- [WORK TO BE COMPLETED]: Please print all of the material below, word for word.

--- start ---

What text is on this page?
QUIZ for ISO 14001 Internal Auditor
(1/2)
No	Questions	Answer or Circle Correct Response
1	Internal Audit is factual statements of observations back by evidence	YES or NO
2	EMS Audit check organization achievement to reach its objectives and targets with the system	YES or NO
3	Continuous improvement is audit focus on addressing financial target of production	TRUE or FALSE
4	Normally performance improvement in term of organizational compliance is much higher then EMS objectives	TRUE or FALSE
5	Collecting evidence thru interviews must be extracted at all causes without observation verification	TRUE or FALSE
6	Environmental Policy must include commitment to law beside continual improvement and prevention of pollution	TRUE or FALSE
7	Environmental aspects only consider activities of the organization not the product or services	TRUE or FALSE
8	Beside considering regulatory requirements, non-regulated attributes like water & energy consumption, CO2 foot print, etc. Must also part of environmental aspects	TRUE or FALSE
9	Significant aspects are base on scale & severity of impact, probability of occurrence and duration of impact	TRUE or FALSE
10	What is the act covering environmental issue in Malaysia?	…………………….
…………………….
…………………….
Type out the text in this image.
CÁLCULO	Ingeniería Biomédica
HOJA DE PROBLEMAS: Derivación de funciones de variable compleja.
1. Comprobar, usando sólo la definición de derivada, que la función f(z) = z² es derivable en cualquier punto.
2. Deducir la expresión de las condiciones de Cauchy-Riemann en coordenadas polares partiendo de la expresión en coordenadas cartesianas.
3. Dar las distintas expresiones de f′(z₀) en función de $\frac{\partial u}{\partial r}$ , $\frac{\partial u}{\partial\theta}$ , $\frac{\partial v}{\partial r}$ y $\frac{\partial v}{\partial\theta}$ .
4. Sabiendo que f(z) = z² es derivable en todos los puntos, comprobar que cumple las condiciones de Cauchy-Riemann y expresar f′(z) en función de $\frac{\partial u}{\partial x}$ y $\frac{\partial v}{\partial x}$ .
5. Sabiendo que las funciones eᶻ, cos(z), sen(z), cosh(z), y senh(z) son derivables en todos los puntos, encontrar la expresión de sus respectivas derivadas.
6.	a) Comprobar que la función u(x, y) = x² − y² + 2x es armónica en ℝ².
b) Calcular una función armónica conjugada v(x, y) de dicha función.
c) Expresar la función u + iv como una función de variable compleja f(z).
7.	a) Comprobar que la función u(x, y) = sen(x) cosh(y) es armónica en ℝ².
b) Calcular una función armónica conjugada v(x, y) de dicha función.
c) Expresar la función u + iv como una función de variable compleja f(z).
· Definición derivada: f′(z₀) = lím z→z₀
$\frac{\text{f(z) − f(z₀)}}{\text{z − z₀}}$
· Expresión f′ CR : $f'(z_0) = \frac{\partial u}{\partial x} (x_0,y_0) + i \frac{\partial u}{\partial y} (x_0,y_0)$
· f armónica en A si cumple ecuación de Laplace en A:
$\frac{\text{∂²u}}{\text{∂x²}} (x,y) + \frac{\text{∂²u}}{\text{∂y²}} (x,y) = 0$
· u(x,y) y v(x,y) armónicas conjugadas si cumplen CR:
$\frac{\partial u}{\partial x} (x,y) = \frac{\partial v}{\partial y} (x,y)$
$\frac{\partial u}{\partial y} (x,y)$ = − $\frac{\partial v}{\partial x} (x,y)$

--- end ---

- [CORRECT RESPONSE]:
What text is on this page?
QUIZ for ISO 14001 Internal Auditor
(1/2)
No	Questions	Answer or Circle Correct Response
1	Internal Audit is factual statements of observations back by evidence	YES or NO
2	EMS Audit check organization achievement to reach its objectives and targets with the system	YES or NO
3	Continuous improvement is audit focus on addressing financial target of production	TRUE or FALSE
4	Normally performance improvement in term of organizational compliance is much higher then EMS objectives	TRUE or FALSE
5	Collecting evidence thru interviews must be extracted at all causes without observation verification	TRUE or FALSE
6	Environmental Policy must include commitment to law beside continual improvement and prevention of pollution	TRUE or FALSE
7	Environmental aspects only consider activities of the organization not the product or services	TRUE or FALSE
8	Beside considering regulatory requirements, non-regulated attributes like water & energy consumption, CO2 foot print, etc. Must also part of environmental aspects	TRUE or FALSE
9	Significant aspects are base on scale & severity of impact, probability of occurrence and duration of impact	TRUE or FALSE
10	What is the act covering environmental issue in Malaysia?	…………………….
…………………….
…………………….
Type out the text in this image.
CÁLCULO	Ingeniería Biomédica
HOJA DE PROBLEMAS: Derivación de funciones de variable compleja.
1. Comprobar, usando sólo la definición de derivada, que la función f(z) = z² es derivable en cualquier punto.
2. Deducir la expresión de las condiciones de Cauchy-Riemann en coordenadas polares partiendo de la expresión en coordenadas cartesianas.
3. Dar las distintas expresiones de f′(z₀) en función de $\frac{\partial u}{\partial r}$ , $\frac{\partial u}{\partial\theta}$ , $\frac{\partial v}{\partial r}$ y $\frac{\partial v}{\partial\theta}$ .
4. Sabiendo que f(z) = z² es derivable en todos los puntos, comprobar que cumple las condiciones de Cauchy-Riemann y expresar f′(z) en función de $\frac{\partial u}{\partial x}$ y $\frac{\partial v}{\partial x}$ .
5. Sabiendo que las funciones eᶻ, cos(z), sen(z), cosh(z), y senh(z) son derivables en todos los puntos, encontrar la expresión de sus respectivas derivadas.
6.	a) Comprobar que la función u(x, y) = x² − y² + 2x es armónica en ℝ².
b) Calcular una función armónica conjugada v(x, y) de dicha función.
c) Expresar la función u + iv como una función de variable compleja f(z).
7.	a) Comprobar que la función u(x, y) = sen(x) cosh(y) es armónica en ℝ².
b) Calcular una función armónica conjugada v(x, y) de dicha función.
c) Expresar la función u + iv como una función de variable compleja f(z).
· Definición derivada: f′(z₀) = lím z→z₀
$\frac{\text{f(z) − f(z₀)}}{\text{z − z₀}}$
· Expresión f′ CR : $f'(z_0) = \frac{\partial u}{\partial x} (x_0,y_0) + i \frac{\partial u}{\partial y} (x_0,y_0)$
· f armónica en A si cumple ecuación de Laplace en A:
$\frac{\text{∂²u}}{\text{∂x²}} (x,y) + \frac{\text{∂²u}}{\text{∂y²}} (x,y) = 0$
· u(x,y) y v(x,y) armónicas conjugadas si cumplen CR:
$\frac{\partial u}{\partial x} (x,y) = \frac{\partial v}{\partial y} (x,y)$
$\frac{\partial u}{\partial y} (x,y)$ = − $\frac{\partial v}{\partial x} (x,y)$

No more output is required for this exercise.